**Records provided:**
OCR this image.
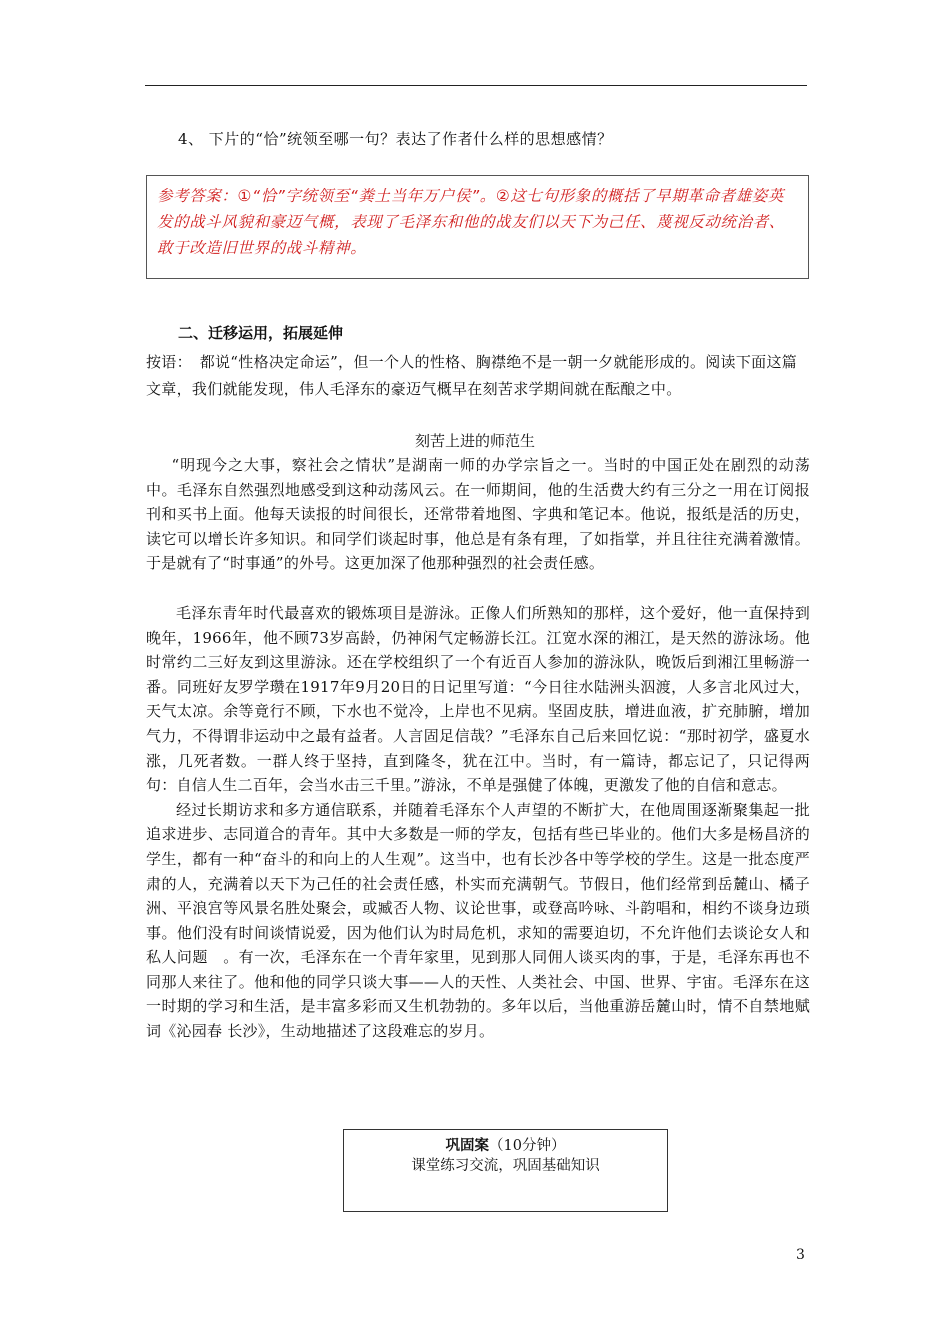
4、 下片的“恰”统领至哪一句？表达了作者什么样的思想感情？
参考答案：①“恰”字统领至“粪土当年万户侯”。②这七句形象的概括了早期革命者雄姿英发的战斗风貌和豪迈气概，表现了毛泽东和他的战友们以天下为己任、蔑视反动统治者、敢于改造旧世界的战斗精神。
二、迁移运用，拓展延伸
按语：　都说“性格决定命运”，但一个人的性格、胸襟绝不是一朝一夕就能形成的。阅读下面这篇文章，我们就能发现，伟人毛泽东的豪迈气概早在刻苦求学期间就在酝酿之中。
刻苦上进的师范生

“明现今之大事，察社会之情状”是湖南一师的办学宗旨之一。当时的中国正处在剧烈的动荡中。毛泽东自然强烈地感受到这种动荡风云。在一师期间，他的生活费大约有三分之一用在订阅报刊和买书上面。他每天读报的时间很长，还常带着地图、字典和笔记本。他说，报纸是活的历史，读它可以增长许多知识。和同学们谈起时事，他总是有条有理，了如指掌，并且往往充满着激情。于是就有了“时事通”的外号。这更加深了他那种强烈的社会责任感。

毛泽东青年时代最喜欢的锻炼项目是游泳。正像人们所熟知的那样，这个爱好，他一直保持到晚年，1966年，他不顾73岁高龄，仍神闲气定畅游长江。江宽水深的湘江，是天然的游泳场。他时常约二三好友到这里游泳。还在学校组织了一个有近百人参加的游泳队，晚饭后到湘江里畅游一番。同班好友罗学瓒在1917年9月20日的日记里写道：“今日往水陆洲头泅渡，人多言北风过大，天气太凉。余等竟行不顾，下水也不觉冷，上岸也不见病。坚固皮肤，增进血液，扩充肺腑，增加气力，不得谓非运动中之最有益者。人言固足信哉？”毛泽东自己后来回忆说：“那时初学，盛夏水涨，几死者数。一群人终于坚持，直到隆冬，犹在江中。当时，有一篇诗，都忘记了，只记得两句：自信人生二百年，会当水击三千里。”游泳，不单是强健了体魄，更激发了他的自信和意志。

经过长期访求和多方通信联系，并随着毛泽东个人声望的不断扩大，在他周围逐渐聚集起一批追求进步、志同道合的青年。其中大多数是一师的学友，包括有些已毕业的。他们大多是杨昌济的学生，都有一种“奋斗的和向上的人生观”。这当中，也有长沙各中等学校的学生。这是一批态度严肃的人，充满着以天下为己任的社会责任感，朴实而充满朝气。节假日，他们经常到岳麓山、橘子洲、平浪宫等风景名胜处聚会，或臧否人物、议论世事，或登高吟咏、斗韵唱和，相约不谈身边琐事。他们没有时间谈情说爱，因为他们认为时局危机，求知的需要迫切，不允许他们去谈论女人和私人问题　。有一次，毛泽东在一个青年家里，见到那人同佣人谈买肉的事，于是，毛泽东再也不同那人来往了。他和他的同学只谈大事——人的天性、人类社会、中国、世界、宇宙。毛泽东在这一时期的学习和生活，是丰富多彩而又生机勃勃的。多年以后，当他重游岳麓山时，情不自禁地赋词《沁园春 长沙》，生动地描述了这段难忘的岁月。

巩固案（10分钟）
课堂练习交流，巩固基础知识
3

**Aim:** Pictures don't belong in the copy. Transcribe every record exactly as it appears.

**Answer for the task:**
OCR this image.
4、 下片的“恰”统领至哪一句？表达了作者什么样的思想感情？
参考答案：①“恰”字统领至“粪土当年万户侯”。②这七句形象的概括了早期革命者雄姿英发的战斗风貌和豪迈气概，表现了毛泽东和他的战友们以天下为己任、蔑视反动统治者、敢于改造旧世界的战斗精神。
二、迁移运用，拓展延伸
按语：　都说“性格决定命运”，但一个人的性格、胸襟绝不是一朝一夕就能形成的。阅读下面这篇文章，我们就能发现，伟人毛泽东的豪迈气概早在刻苦求学期间就在酝酿之中。
刻苦上进的师范生

“明现今之大事，察社会之情状”是湖南一师的办学宗旨之一。当时的中国正处在剧烈的动荡中。毛泽东自然强烈地感受到这种动荡风云。在一师期间，他的生活费大约有三分之一用在订阅报刊和买书上面。他每天读报的时间很长，还常带着地图、字典和笔记本。他说，报纸是活的历史，读它可以增长许多知识。和同学们谈起时事，他总是有条有理，了如指掌，并且往往充满着激情。于是就有了“时事通”的外号。这更加深了他那种强烈的社会责任感。

毛泽东青年时代最喜欢的锻炼项目是游泳。正像人们所熟知的那样，这个爱好，他一直保持到晚年，1966年，他不顾73岁高龄，仍神闲气定畅游长江。江宽水深的湘江，是天然的游泳场。他时常约二三好友到这里游泳。还在学校组织了一个有近百人参加的游泳队，晚饭后到湘江里畅游一番。同班好友罗学瓒在1917年9月20日的日记里写道：“今日往水陆洲头泅渡，人多言北风过大，天气太凉。余等竟行不顾，下水也不觉冷，上岸也不见病。坚固皮肤，增进血液，扩充肺腑，增加气力，不得谓非运动中之最有益者。人言固足信哉？”毛泽东自己后来回忆说：“那时初学，盛夏水涨，几死者数。一群人终于坚持，直到隆冬，犹在江中。当时，有一篇诗，都忘记了，只记得两句：自信人生二百年，会当水击三千里。”游泳，不单是强健了体魄，更激发了他的自信和意志。

经过长期访求和多方通信联系，并随着毛泽东个人声望的不断扩大，在他周围逐渐聚集起一批追求进步、志同道合的青年。其中大多数是一师的学友，包括有些已毕业的。他们大多是杨昌济的学生，都有一种“奋斗的和向上的人生观”。这当中，也有长沙各中等学校的学生。这是一批态度严肃的人，充满着以天下为己任的社会责任感，朴实而充满朝气。节假日，他们经常到岳麓山、橘子洲、平浪宫等风景名胜处聚会，或臧否人物、议论世事，或登高吟咏、斗韵唱和，相约不谈身边琐事。他们没有时间谈情说爱，因为他们认为时局危机，求知的需要迫切，不允许他们去谈论女人和私人问题　。有一次，毛泽东在一个青年家里，见到那人同佣人谈买肉的事，于是，毛泽东再也不同那人来往了。他和他的同学只谈大事——人的天性、人类社会、中国、世界、宇宙。毛泽东在这一时期的学习和生活，是丰富多彩而又生机勃勃的。多年以后，当他重游岳麓山时，情不自禁地赋词《沁园春 长沙》，生动地描述了这段难忘的岁月。

巩固案（10分钟）
课堂练习交流，巩固基础知识
3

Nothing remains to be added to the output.